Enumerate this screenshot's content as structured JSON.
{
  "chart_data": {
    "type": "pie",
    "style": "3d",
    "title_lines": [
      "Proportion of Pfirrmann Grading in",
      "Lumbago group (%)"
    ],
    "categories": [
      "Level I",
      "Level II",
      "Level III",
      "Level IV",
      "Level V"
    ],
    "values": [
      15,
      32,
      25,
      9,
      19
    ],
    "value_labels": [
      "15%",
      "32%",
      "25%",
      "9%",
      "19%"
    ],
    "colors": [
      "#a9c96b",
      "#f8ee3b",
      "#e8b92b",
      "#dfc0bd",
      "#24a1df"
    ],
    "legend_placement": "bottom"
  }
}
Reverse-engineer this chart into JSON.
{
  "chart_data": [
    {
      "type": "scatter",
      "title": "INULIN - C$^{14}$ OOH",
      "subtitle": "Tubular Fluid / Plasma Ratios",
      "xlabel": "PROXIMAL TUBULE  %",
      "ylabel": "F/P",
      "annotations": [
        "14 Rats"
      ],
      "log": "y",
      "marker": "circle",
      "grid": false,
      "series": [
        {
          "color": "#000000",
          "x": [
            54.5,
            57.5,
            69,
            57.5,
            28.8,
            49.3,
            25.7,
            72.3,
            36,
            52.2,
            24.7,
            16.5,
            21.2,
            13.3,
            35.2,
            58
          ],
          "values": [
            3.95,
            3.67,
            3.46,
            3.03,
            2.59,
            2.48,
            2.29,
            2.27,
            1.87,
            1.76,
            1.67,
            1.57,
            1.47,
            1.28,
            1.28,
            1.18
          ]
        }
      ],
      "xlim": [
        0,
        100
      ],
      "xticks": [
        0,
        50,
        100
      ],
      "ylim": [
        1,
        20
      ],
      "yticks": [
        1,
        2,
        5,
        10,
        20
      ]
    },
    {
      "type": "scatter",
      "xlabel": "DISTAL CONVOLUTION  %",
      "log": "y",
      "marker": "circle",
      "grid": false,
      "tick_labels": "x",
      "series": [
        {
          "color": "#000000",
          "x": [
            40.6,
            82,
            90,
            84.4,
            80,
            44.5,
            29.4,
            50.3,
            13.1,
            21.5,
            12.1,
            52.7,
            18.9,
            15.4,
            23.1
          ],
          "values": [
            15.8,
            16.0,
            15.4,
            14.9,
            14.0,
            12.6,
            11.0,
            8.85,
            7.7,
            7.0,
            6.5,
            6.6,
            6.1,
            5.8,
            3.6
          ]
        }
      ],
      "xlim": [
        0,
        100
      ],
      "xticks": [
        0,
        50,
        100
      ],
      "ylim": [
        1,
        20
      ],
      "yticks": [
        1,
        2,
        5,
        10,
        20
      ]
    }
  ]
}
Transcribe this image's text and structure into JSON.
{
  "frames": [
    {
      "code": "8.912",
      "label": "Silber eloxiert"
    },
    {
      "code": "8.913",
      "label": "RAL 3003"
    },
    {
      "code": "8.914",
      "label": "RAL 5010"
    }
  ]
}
───
Required work :: Repeat every line of the records above exactly.

Answer in full ::
Enumerate this screenshot's content as structured JSON.
{
  "chart_data": {
    "type": "pie",
    "style": "3d",
    "title_lines": [
      "Proportion of Pfirrmann Grading in",
      "Lumbago group (%)"
    ],
    "categories": [
      "Level I",
      "Level II",
      "Level III",
      "Level IV",
      "Level V"
    ],
    "values": [
      15,
      32,
      25,
      9,
      19
    ],
    "value_labels": [
      "15%",
      "32%",
      "25%",
      "9%",
      "19%"
    ],
    "colors": [
      "#a9c96b",
      "#f8ee3b",
      "#e8b92b",
      "#dfc0bd",
      "#24a1df"
    ],
    "legend_placement": "bottom"
  }
}
Reverse-engineer this chart into JSON.
{
  "chart_data": [
    {
      "type": "scatter",
      "title": "INULIN - C$^{14}$ OOH",
      "subtitle": "Tubular Fluid / Plasma Ratios",
      "xlabel": "PROXIMAL TUBULE  %",
      "ylabel": "F/P",
      "annotations": [
        "14 Rats"
      ],
      "log": "y",
      "marker": "circle",
      "grid": false,
      "series": [
        {
          "color": "#000000",
          "x": [
            54.5,
            57.5,
            69,
            57.5,
            28.8,
            49.3,
            25.7,
            72.3,
            36,
            52.2,
            24.7,
            16.5,
            21.2,
            13.3,
            35.2,
            58
          ],
          "values": [
            3.95,
            3.67,
            3.46,
            3.03,
            2.59,
            2.48,
            2.29,
            2.27,
            1.87,
            1.76,
            1.67,
            1.57,
            1.47,
            1.28,
            1.28,
            1.18
          ]
        }
      ],
      "xlim": [
        0,
        100
      ],
      "xticks": [
        0,
        50,
        100
      ],
      "ylim": [
        1,
        20
      ],
      "yticks": [
        1,
        2,
        5,
        10,
        20
      ]
    },
    {
      "type": "scatter",
      "xlabel": "DISTAL CONVOLUTION  %",
      "log": "y",
      "marker": "circle",
      "grid": false,
      "tick_labels": "x",
      "series": [
        {
          "color": "#000000",
          "x": [
            40.6,
            82,
            90,
            84.4,
            80,
            44.5,
            29.4,
            50.3,
            13.1,
            21.5,
            12.1,
            52.7,
            18.9,
            15.4,
            23.1
          ],
          "values": [
            15.8,
            16.0,
            15.4,
            14.9,
            14.0,
            12.6,
            11.0,
            8.85,
            7.7,
            7.0,
            6.5,
            6.6,
            6.1,
            5.8,
            3.6
          ]
        }
      ],
      "xlim": [
        0,
        100
      ],
      "xticks": [
        0,
        50,
        100
      ],
      "ylim": [
        1,
        20
      ],
      "yticks": [
        1,
        2,
        5,
        10,
        20
      ]
    }
  ]
}
Transcribe this image's text and structure into JSON.
{
  "frames": [
    {
      "code": "8.912",
      "label": "Silber eloxiert"
    },
    {
      "code": "8.913",
      "label": "RAL 3003"
    },
    {
      "code": "8.914",
      "label": "RAL 5010"
    }
  ]
}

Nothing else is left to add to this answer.